• _Passage extrait_
━━━━━━━━
Ce beau livre de 2010 qui commence par une référence à Charles Baudelaire est le fruit de la collaboration de Muriel Augry avec Moulay Youssef Elkahfaï pour les illustrations et de Karim Karrakcou pour la traduction en arabe. Le papier couleur ocre semble souligner la fluidité du grain de sable près de cette Méditerranée, mer omniprésente. D’ailleurs le tout premier cycle s’intitule « Embruns » et évoque « Une journée d’été comme les autres/ Une journée sans nom pour tant d’autre » (p. 12). L’huile sur toile (46 x 54 cm) de la page 15 me semble somptueuse : une simple mais expressive variation sur diverses notes de bleus suggérant un paysage marin tumultueux.

De la brève mais très belle préface de Bensalem Himmich je retiens deux affirmations : « Les poèmes de Muriel Augry sont courts, ciselés. Ils bannissent l’épanchement » et « […] le voyage est une constante. Il scande le long défilé des jours et lui offre des fragments de plénitude ».
━━━━━━━━
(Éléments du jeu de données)
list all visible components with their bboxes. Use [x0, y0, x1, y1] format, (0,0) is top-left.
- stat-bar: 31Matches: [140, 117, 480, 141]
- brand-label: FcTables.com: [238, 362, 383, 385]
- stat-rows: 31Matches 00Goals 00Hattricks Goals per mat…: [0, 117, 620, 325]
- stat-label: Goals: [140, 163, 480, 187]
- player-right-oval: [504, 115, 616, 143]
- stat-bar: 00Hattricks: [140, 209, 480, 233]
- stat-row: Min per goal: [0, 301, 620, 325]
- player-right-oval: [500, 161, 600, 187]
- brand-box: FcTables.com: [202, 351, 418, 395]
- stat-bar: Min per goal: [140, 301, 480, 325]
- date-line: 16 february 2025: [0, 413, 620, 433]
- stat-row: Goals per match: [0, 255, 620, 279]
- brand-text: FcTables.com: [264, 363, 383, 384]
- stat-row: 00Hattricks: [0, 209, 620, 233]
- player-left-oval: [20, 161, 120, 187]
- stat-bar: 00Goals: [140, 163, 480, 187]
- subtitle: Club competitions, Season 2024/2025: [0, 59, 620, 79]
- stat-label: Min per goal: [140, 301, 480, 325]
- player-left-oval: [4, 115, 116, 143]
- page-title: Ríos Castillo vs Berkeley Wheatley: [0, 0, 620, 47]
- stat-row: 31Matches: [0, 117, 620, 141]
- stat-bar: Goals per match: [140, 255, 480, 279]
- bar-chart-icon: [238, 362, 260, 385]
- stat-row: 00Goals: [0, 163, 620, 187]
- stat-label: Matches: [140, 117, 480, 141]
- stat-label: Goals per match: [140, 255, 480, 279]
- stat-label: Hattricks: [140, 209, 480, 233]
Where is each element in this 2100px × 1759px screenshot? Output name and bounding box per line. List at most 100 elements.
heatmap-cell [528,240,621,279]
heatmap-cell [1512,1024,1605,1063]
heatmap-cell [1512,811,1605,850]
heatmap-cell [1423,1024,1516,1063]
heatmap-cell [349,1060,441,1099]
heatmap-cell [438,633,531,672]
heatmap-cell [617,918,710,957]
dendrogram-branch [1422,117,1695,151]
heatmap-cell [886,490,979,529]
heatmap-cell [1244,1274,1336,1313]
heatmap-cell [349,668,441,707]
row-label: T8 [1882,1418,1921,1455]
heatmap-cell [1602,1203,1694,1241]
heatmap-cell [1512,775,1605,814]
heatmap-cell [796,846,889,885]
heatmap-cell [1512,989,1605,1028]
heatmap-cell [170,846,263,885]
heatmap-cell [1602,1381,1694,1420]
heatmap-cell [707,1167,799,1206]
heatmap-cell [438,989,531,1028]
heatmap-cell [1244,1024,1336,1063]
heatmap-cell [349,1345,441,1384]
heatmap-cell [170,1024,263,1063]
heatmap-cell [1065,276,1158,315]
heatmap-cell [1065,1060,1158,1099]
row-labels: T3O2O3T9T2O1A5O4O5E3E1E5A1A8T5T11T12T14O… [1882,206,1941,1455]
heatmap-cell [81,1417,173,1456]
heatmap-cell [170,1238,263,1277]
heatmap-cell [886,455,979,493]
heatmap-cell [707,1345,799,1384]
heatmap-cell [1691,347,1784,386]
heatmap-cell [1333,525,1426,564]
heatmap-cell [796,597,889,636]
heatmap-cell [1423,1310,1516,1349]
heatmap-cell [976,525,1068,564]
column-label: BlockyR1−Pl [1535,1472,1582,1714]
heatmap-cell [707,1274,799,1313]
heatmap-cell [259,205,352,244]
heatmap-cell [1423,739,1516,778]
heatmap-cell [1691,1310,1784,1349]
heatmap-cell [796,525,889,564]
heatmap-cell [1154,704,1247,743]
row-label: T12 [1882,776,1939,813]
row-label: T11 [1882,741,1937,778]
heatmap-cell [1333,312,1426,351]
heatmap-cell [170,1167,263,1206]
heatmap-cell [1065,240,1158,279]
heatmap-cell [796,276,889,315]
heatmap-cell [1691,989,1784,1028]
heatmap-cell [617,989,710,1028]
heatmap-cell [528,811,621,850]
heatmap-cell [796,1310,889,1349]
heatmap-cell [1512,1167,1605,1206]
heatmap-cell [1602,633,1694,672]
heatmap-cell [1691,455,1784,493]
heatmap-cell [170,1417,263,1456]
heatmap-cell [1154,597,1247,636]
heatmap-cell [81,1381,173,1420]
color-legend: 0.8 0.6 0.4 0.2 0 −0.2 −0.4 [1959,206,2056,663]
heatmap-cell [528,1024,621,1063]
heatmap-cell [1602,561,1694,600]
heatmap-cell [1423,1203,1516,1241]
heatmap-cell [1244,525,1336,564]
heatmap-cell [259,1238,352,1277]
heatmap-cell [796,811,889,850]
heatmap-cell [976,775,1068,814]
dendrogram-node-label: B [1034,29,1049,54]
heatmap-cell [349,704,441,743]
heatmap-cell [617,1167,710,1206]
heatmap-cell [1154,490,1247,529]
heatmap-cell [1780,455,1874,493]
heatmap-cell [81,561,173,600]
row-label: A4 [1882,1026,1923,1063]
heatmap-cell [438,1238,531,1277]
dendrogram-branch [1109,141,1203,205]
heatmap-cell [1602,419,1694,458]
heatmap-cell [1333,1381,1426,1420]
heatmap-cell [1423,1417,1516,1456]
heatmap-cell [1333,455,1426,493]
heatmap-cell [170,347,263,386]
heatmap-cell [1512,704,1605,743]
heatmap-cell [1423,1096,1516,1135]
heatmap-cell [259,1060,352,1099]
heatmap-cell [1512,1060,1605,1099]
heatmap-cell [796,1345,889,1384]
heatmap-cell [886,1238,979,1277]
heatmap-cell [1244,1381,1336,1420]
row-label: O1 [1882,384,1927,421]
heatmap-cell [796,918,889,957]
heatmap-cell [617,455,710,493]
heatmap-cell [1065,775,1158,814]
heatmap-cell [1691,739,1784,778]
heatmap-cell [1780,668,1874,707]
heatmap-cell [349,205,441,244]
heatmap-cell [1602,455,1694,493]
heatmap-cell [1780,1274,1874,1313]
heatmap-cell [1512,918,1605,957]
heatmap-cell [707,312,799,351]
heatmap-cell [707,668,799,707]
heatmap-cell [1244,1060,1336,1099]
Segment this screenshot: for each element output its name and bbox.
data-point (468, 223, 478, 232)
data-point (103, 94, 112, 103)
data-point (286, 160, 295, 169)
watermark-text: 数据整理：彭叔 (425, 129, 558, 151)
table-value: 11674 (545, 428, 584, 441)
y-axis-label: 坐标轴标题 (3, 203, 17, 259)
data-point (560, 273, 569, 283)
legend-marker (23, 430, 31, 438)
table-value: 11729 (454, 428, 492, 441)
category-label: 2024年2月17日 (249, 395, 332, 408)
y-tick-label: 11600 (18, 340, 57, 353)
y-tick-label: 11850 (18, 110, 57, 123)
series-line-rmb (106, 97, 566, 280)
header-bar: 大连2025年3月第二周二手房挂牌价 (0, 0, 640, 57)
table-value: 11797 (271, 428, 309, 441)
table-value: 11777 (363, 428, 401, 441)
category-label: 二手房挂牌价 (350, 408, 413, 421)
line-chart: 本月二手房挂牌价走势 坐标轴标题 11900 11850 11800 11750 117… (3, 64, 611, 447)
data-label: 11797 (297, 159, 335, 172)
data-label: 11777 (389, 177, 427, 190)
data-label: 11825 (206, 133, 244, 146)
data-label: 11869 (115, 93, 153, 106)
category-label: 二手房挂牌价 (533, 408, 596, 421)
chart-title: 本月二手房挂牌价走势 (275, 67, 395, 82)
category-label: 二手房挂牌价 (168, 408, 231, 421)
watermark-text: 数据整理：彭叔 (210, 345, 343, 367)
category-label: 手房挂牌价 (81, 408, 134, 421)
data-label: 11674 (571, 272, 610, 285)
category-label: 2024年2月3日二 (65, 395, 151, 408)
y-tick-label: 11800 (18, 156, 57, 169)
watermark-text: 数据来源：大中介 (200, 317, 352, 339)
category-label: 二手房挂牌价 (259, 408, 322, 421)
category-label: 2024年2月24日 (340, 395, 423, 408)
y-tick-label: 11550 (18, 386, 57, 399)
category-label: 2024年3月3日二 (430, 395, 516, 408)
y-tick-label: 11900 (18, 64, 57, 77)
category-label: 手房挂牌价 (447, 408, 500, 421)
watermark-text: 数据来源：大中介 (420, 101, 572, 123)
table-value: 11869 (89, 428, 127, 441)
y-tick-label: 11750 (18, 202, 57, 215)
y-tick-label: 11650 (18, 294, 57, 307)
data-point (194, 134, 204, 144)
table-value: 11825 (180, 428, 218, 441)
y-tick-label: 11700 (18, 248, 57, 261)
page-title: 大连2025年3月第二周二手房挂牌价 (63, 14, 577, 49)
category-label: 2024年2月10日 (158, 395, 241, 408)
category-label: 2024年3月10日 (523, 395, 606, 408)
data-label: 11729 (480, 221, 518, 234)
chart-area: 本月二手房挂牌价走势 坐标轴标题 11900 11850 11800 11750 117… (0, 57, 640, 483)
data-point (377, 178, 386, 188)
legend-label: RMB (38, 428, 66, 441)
━━━━━━━━
• _Objectifs_
(a) D'après le compte rendu du recueil de Muriel Augry, pourquoi l'huile sur toile de la page 15 est-elle jugée somptueuse ? Répondez en une à trois phrases.
(b) Renvoyez tel quel le passage du compte rendu du recueil de Muriel Augry qui commence aux mots « Ce beau livre » et se termine après « paysage marin tumultueux. ».
(c) Prolongez le compte rendu du recueil de Muriel Augry à partir de sa dernière phrase.
La liste ci-dessus ne joue aucun rôle dans ce travail.

• _Réponses fournies_
(a) Elle est jugée somptueuse parce qu'elle offre une variation simple mais expressive sur diverses notes de bleus. Cette variation suggère un paysage marin tumultueux.

(b)
Ce beau livre de 2010 qui commence par une référence à Charles Baudelaire est le fruit de la collaboration de Muriel Augry avec Moulay Youssef Elkahfaï pour les illustrations et de Karim Karrakcou pour la traduction en arabe. Le papier couleur ocre semble souligner la fluidité du grain de sable près de cette Méditerranée, mer omniprésente. D’ailleurs le tout premier cycle s’intitule « Embruns » et évoque « Une journée d’été comme les autres/ Une journée sans nom pour tant d’autre » (p. 12). L’huile sur toile (46 x 54 cm) de la page 15 me semble somptueuse : une simple mais expressive variation sur diverses notes de bleus suggérant un paysage marin tumultueux.

(c)
En effet, les poèmes de Muriel Augry sont composés de phrases courtes, voire très courtes (parfois juste sujet + verbe) mais ils constituent un ensemble très cinématographique. Une belle mouvance anime ces images colorées jusque dans la nuit qui « par-delà les toits/ […] flotte/ sucrée » (p. 22). Mais quel talent ! Il suffit d’une ligne pour marquer l’horizon : « Insouciants les palmiers soulignent le ciel ». (p. 32) Le vent balaie avec force un paysage luxuriant dont la « luxure » (p. 32) n’est pas absente. La ville danse, « saoule » (p. 40) car demain sera « orange » et les ivresses « dissèquent les amours » (p. 52). La fête est avant tout celle des yeux, car Muriel Augry nous invite à refuser « d’entrer/ Dans le tourbillon d’une existence sans couleur » (p. 42).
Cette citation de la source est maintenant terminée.